-- START OF Data supplied --

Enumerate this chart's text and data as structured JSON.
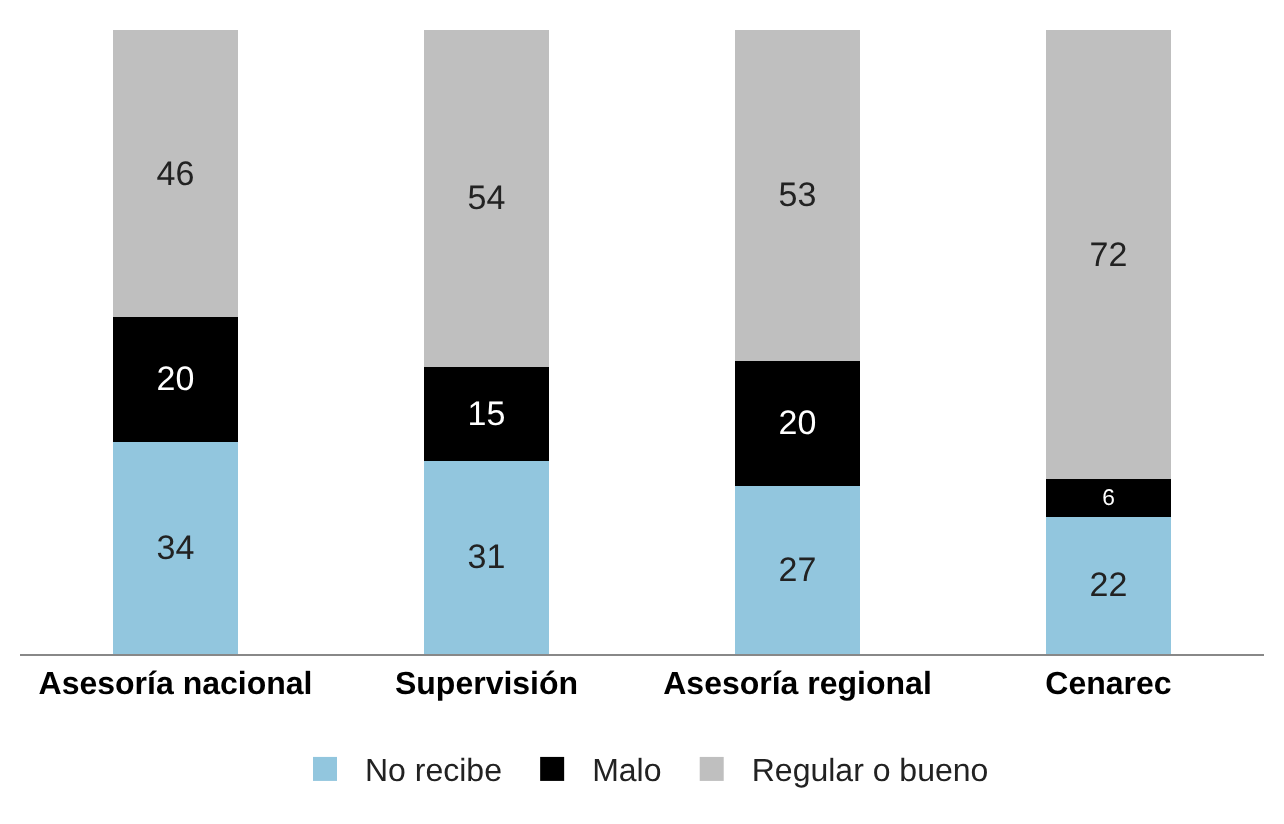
{
  "chart_data": {
    "type": "bar",
    "stacked": true,
    "data_labels": true,
    "legend": "bottom",
    "categories": [
      "Asesoría nacional",
      "Supervisión",
      "Asesoría regional",
      "Cenarec"
    ],
    "ylim": [
      0,
      100
    ],
    "tick_labels": "x",
    "series": [
      {
        "name": "No recibe",
        "color": "#92c6de",
        "values": [
          34,
          31,
          27,
          22
        ]
      },
      {
        "name": "Malo",
        "color": "#000000",
        "values": [
          20,
          15,
          20,
          6
        ]
      },
      {
        "name": "Regular o bueno",
        "color": "#bfbfbf",
        "values": [
          46,
          54,
          53,
          72
        ]
      }
    ]
  }
}
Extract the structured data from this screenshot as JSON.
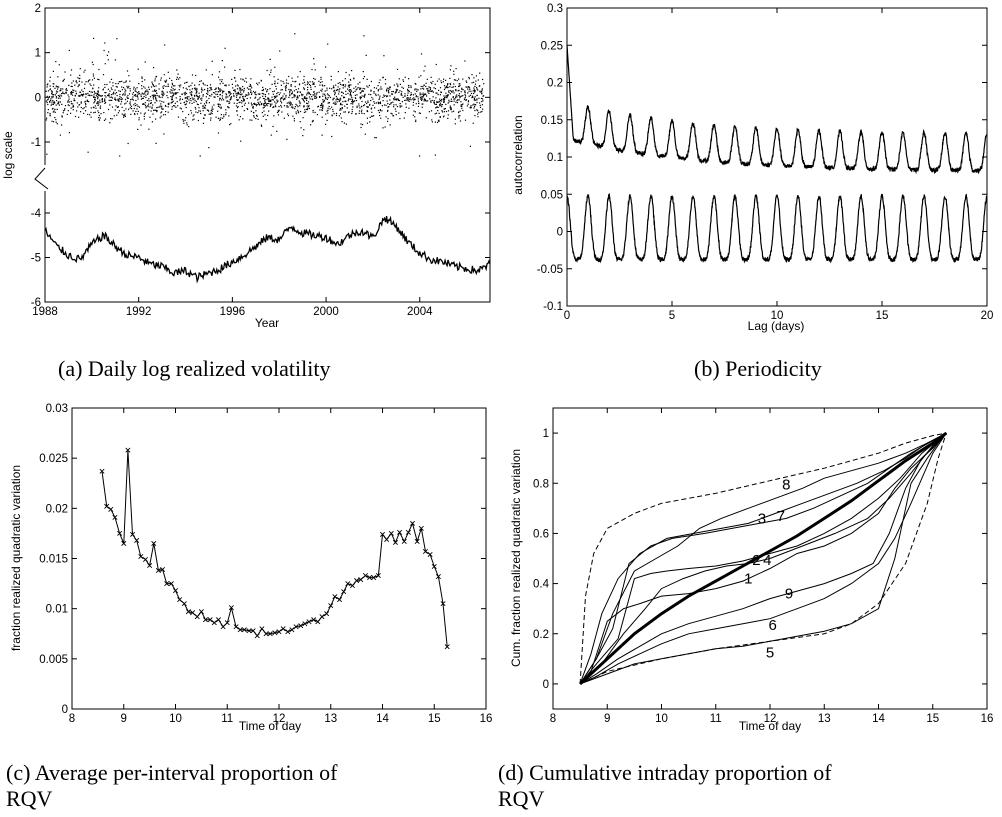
{
  "panels": [
    {
      "id": "a",
      "type": "scatter+line",
      "caption": "(a) Daily log realized volatility",
      "xlabel": "Year",
      "ylabel": "log scale",
      "xlim": [
        1988,
        2007
      ],
      "xticks": [
        1988,
        1992,
        1996,
        2000,
        2004
      ],
      "yticks_upper": [
        "2",
        "1",
        "0",
        "-1"
      ],
      "yticks_lower": [
        "-4",
        "-5",
        "-6"
      ],
      "axis_break": true,
      "series": [
        {
          "role": "scatter",
          "center": 0.0,
          "spread": 0.25,
          "range": [
            -1.3,
            1.6
          ],
          "points": 2400
        },
        {
          "role": "line",
          "x": [
            1988.0,
            1988.5,
            1989.0,
            1989.5,
            1990.0,
            1990.5,
            1991.0,
            1991.5,
            1992.0,
            1992.5,
            1993.0,
            1993.5,
            1994.0,
            1994.5,
            1995.0,
            1995.5,
            1996.0,
            1996.5,
            1997.0,
            1997.5,
            1998.0,
            1998.5,
            1999.0,
            1999.5,
            2000.0,
            2000.5,
            2001.0,
            2001.5,
            2002.0,
            2002.5,
            2003.0,
            2003.5,
            2004.0,
            2004.5,
            2005.0,
            2005.5,
            2006.0,
            2006.5,
            2007.0
          ],
          "y": [
            -4.4,
            -4.75,
            -4.95,
            -5.05,
            -4.7,
            -4.5,
            -4.75,
            -4.95,
            -5.0,
            -5.15,
            -5.2,
            -5.35,
            -5.3,
            -5.45,
            -5.35,
            -5.25,
            -5.1,
            -4.95,
            -4.75,
            -4.55,
            -4.6,
            -4.3,
            -4.45,
            -4.5,
            -4.55,
            -4.7,
            -4.5,
            -4.4,
            -4.55,
            -4.1,
            -4.3,
            -4.65,
            -4.9,
            -5.05,
            -5.1,
            -5.2,
            -5.25,
            -5.3,
            -5.15
          ]
        }
      ]
    },
    {
      "id": "b",
      "type": "line",
      "caption": "(b) Periodicity",
      "xlabel": "Lag (days)",
      "ylabel": "autocorrelation",
      "xlim": [
        0,
        20
      ],
      "ylim": [
        -0.1,
        0.3
      ],
      "xticks": [
        "0",
        "5",
        "10",
        "15",
        "20"
      ],
      "yticks": [
        "0.3",
        "0.25",
        "0.2",
        "0.15",
        "0.1",
        "0.05",
        "0",
        "-0.05",
        "-0.1"
      ],
      "period_days": 1,
      "series": [
        {
          "role": "upper",
          "start": 0.25,
          "baseline_start": 0.145,
          "baseline_end": 0.1,
          "amplitude": 0.055
        },
        {
          "role": "lower",
          "baseline": 0.005,
          "amplitude": 0.085
        }
      ]
    },
    {
      "id": "c",
      "type": "line",
      "caption_line1": "(c) Average per-interval proportion of",
      "caption_line2": "RQV",
      "xlabel": "Time of day",
      "ylabel": "fraction realized quadratic variation",
      "xlim": [
        8,
        16
      ],
      "ylim": [
        0,
        0.03
      ],
      "xticks": [
        "8",
        "9",
        "10",
        "11",
        "12",
        "13",
        "14",
        "15",
        "16"
      ],
      "yticks": [
        "0.03",
        "0.025",
        "0.02",
        "0.015",
        "0.01",
        "0.005",
        "0"
      ],
      "x": [
        8.58,
        8.67,
        8.75,
        8.83,
        8.92,
        9.0,
        9.08,
        9.17,
        9.25,
        9.33,
        9.42,
        9.5,
        9.58,
        9.67,
        9.75,
        9.83,
        9.92,
        10.0,
        10.08,
        10.17,
        10.25,
        10.33,
        10.42,
        10.5,
        10.58,
        10.67,
        10.75,
        10.83,
        10.92,
        11.0,
        11.08,
        11.17,
        11.25,
        11.33,
        11.42,
        11.5,
        11.58,
        11.67,
        11.75,
        11.83,
        11.92,
        12.0,
        12.08,
        12.17,
        12.25,
        12.33,
        12.42,
        12.5,
        12.58,
        12.67,
        12.75,
        12.83,
        12.92,
        13.0,
        13.08,
        13.17,
        13.25,
        13.33,
        13.42,
        13.5,
        13.58,
        13.67,
        13.75,
        13.83,
        13.92,
        14.0,
        14.08,
        14.17,
        14.25,
        14.33,
        14.42,
        14.5,
        14.58,
        14.67,
        14.75,
        14.83,
        14.92,
        15.0,
        15.08,
        15.17,
        15.25
      ],
      "y": [
        0.0237,
        0.0202,
        0.0199,
        0.0191,
        0.0175,
        0.0165,
        0.0258,
        0.0174,
        0.0168,
        0.0152,
        0.0149,
        0.0143,
        0.0165,
        0.0138,
        0.0139,
        0.0125,
        0.0125,
        0.0118,
        0.0109,
        0.0105,
        0.0097,
        0.0096,
        0.0092,
        0.0097,
        0.0089,
        0.0089,
        0.0086,
        0.0089,
        0.0082,
        0.0086,
        0.0101,
        0.0082,
        0.0079,
        0.0079,
        0.0078,
        0.0078,
        0.0073,
        0.008,
        0.0075,
        0.0075,
        0.0076,
        0.0077,
        0.008,
        0.0077,
        0.0079,
        0.0082,
        0.0083,
        0.0085,
        0.0087,
        0.0089,
        0.0087,
        0.0092,
        0.0095,
        0.0103,
        0.0112,
        0.0109,
        0.0117,
        0.0125,
        0.0123,
        0.0128,
        0.0129,
        0.0133,
        0.0131,
        0.0131,
        0.0133,
        0.0174,
        0.0169,
        0.0175,
        0.0166,
        0.0176,
        0.0167,
        0.0176,
        0.0185,
        0.0167,
        0.018,
        0.0157,
        0.0154,
        0.0142,
        0.0132,
        0.0105,
        0.0062
      ]
    },
    {
      "id": "d",
      "type": "line",
      "caption_line1": "(d) Cumulative intraday proportion of",
      "caption_line2": "RQV",
      "xlabel": "Time of day",
      "ylabel": "Cum. fraction realized quadratic variation",
      "xlim": [
        8,
        16
      ],
      "ylim": [
        -0.1,
        1.1
      ],
      "xticks": [
        "8",
        "9",
        "10",
        "11",
        "12",
        "13",
        "14",
        "15",
        "16"
      ],
      "yticks": [
        "1",
        "0.8",
        "0.6",
        "0.4",
        "0.2",
        "0"
      ],
      "mean_curve": {
        "x": [
          8.5,
          9.0,
          9.5,
          10.0,
          10.5,
          11.0,
          11.5,
          12.0,
          12.5,
          13.0,
          13.5,
          14.0,
          14.5,
          15.0,
          15.25
        ],
        "y": [
          0.0,
          0.1,
          0.2,
          0.28,
          0.35,
          0.41,
          0.47,
          0.53,
          0.59,
          0.66,
          0.73,
          0.81,
          0.89,
          0.96,
          1.0
        ]
      },
      "upper_bound": {
        "x": [
          8.5,
          8.6,
          8.75,
          9.0,
          9.5,
          10.0,
          11.0,
          12.0,
          13.0,
          14.0,
          14.5,
          15.0,
          15.25
        ],
        "y": [
          0.0,
          0.35,
          0.52,
          0.62,
          0.68,
          0.72,
          0.76,
          0.81,
          0.86,
          0.92,
          0.96,
          0.99,
          1.0
        ]
      },
      "lower_bound": {
        "x": [
          8.5,
          9.0,
          10.0,
          11.0,
          12.0,
          13.0,
          13.5,
          14.0,
          14.5,
          14.9,
          15.1,
          15.25
        ],
        "y": [
          0.0,
          0.05,
          0.1,
          0.14,
          0.17,
          0.2,
          0.24,
          0.32,
          0.48,
          0.72,
          0.9,
          1.0
        ]
      },
      "days": [
        {
          "label": "1",
          "label_x": 11.6,
          "label_y": 0.4,
          "x": [
            8.5,
            8.7,
            9.0,
            9.3,
            9.6,
            10.0,
            10.5,
            11.0,
            11.5,
            12.0,
            12.5,
            13.0,
            13.5,
            14.0,
            14.3,
            14.6,
            15.0,
            15.25
          ],
          "y": [
            0.0,
            0.05,
            0.25,
            0.3,
            0.32,
            0.35,
            0.36,
            0.38,
            0.41,
            0.46,
            0.52,
            0.55,
            0.6,
            0.68,
            0.78,
            0.86,
            0.94,
            1.0
          ]
        },
        {
          "label": "2",
          "label_x": 11.75,
          "label_y": 0.475,
          "x": [
            8.5,
            8.8,
            9.2,
            9.5,
            9.8,
            10.1,
            10.5,
            11.0,
            11.5,
            12.0,
            12.5,
            13.0,
            13.5,
            14.0,
            14.4,
            14.8,
            15.25
          ],
          "y": [
            0.0,
            0.08,
            0.18,
            0.42,
            0.44,
            0.45,
            0.46,
            0.47,
            0.49,
            0.52,
            0.55,
            0.6,
            0.66,
            0.74,
            0.82,
            0.92,
            1.0
          ]
        },
        {
          "label": "3",
          "label_x": 11.85,
          "label_y": 0.64,
          "x": [
            8.5,
            8.8,
            9.1,
            9.4,
            9.8,
            10.2,
            10.8,
            11.3,
            11.8,
            12.3,
            12.8,
            13.3,
            13.8,
            14.2,
            14.6,
            15.0,
            15.25
          ],
          "y": [
            0.0,
            0.1,
            0.22,
            0.48,
            0.55,
            0.58,
            0.6,
            0.62,
            0.64,
            0.66,
            0.7,
            0.75,
            0.8,
            0.86,
            0.92,
            0.97,
            1.0
          ]
        },
        {
          "label": "4",
          "label_x": 11.95,
          "label_y": 0.475,
          "x": [
            8.5,
            8.9,
            9.3,
            9.7,
            10.0,
            10.4,
            10.8,
            11.2,
            11.6,
            12.0,
            12.6,
            13.2,
            13.8,
            14.2,
            14.6,
            15.0,
            15.25
          ],
          "y": [
            0.0,
            0.08,
            0.2,
            0.3,
            0.38,
            0.42,
            0.45,
            0.47,
            0.48,
            0.5,
            0.55,
            0.6,
            0.66,
            0.74,
            0.84,
            0.95,
            1.0
          ]
        },
        {
          "label": "5",
          "label_x": 12.0,
          "label_y": 0.105,
          "x": [
            8.5,
            9.0,
            9.5,
            10.0,
            10.5,
            11.0,
            11.5,
            12.0,
            12.5,
            13.0,
            13.5,
            14.0,
            14.3,
            14.6,
            14.9,
            15.1,
            15.25
          ],
          "y": [
            0.0,
            0.04,
            0.08,
            0.1,
            0.12,
            0.14,
            0.15,
            0.17,
            0.19,
            0.21,
            0.24,
            0.3,
            0.5,
            0.8,
            0.9,
            0.96,
            1.0
          ]
        },
        {
          "label": "6",
          "label_x": 12.05,
          "label_y": 0.215,
          "x": [
            8.5,
            8.8,
            9.2,
            9.6,
            10.0,
            10.5,
            11.0,
            11.5,
            12.0,
            12.5,
            13.0,
            13.5,
            14.0,
            14.3,
            14.6,
            15.0,
            15.25
          ],
          "y": [
            0.0,
            0.03,
            0.08,
            0.12,
            0.16,
            0.2,
            0.22,
            0.24,
            0.26,
            0.3,
            0.34,
            0.4,
            0.48,
            0.58,
            0.72,
            0.92,
            1.0
          ]
        },
        {
          "label": "7",
          "label_x": 12.2,
          "label_y": 0.65,
          "x": [
            8.5,
            8.7,
            8.9,
            9.2,
            9.6,
            10.1,
            10.6,
            11.1,
            11.6,
            12.1,
            12.6,
            13.1,
            13.6,
            14.1,
            14.5,
            14.9,
            15.25
          ],
          "y": [
            0.0,
            0.12,
            0.28,
            0.42,
            0.52,
            0.58,
            0.6,
            0.62,
            0.64,
            0.68,
            0.72,
            0.76,
            0.8,
            0.85,
            0.9,
            0.96,
            1.0
          ]
        },
        {
          "label": "8",
          "label_x": 12.3,
          "label_y": 0.775,
          "x": [
            8.5,
            8.8,
            9.1,
            9.5,
            9.9,
            10.3,
            10.7,
            11.1,
            11.6,
            12.1,
            12.6,
            13.0,
            13.5,
            14.0,
            14.5,
            15.0,
            15.25
          ],
          "y": [
            0.0,
            0.1,
            0.28,
            0.45,
            0.5,
            0.55,
            0.62,
            0.66,
            0.7,
            0.74,
            0.78,
            0.82,
            0.85,
            0.88,
            0.92,
            0.97,
            1.0
          ]
        },
        {
          "label": "9",
          "label_x": 12.35,
          "label_y": 0.34,
          "x": [
            8.5,
            8.8,
            9.2,
            9.6,
            10.0,
            10.5,
            11.0,
            11.5,
            12.0,
            12.5,
            13.0,
            13.5,
            13.9,
            14.2,
            14.5,
            14.8,
            15.25
          ],
          "y": [
            0.0,
            0.04,
            0.1,
            0.15,
            0.2,
            0.24,
            0.27,
            0.3,
            0.34,
            0.37,
            0.4,
            0.44,
            0.48,
            0.6,
            0.78,
            0.9,
            1.0
          ]
        }
      ]
    }
  ]
}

-- END OF Data supplied --

→ **What you are asked to do**:
Track down every line holding the string "proportion" and copy it.

→ **Reply to the task**:
      "caption_line1": "(c) Average per-interval proportion of",
      "caption_line1": "(d) Cumulative intraday proportion of",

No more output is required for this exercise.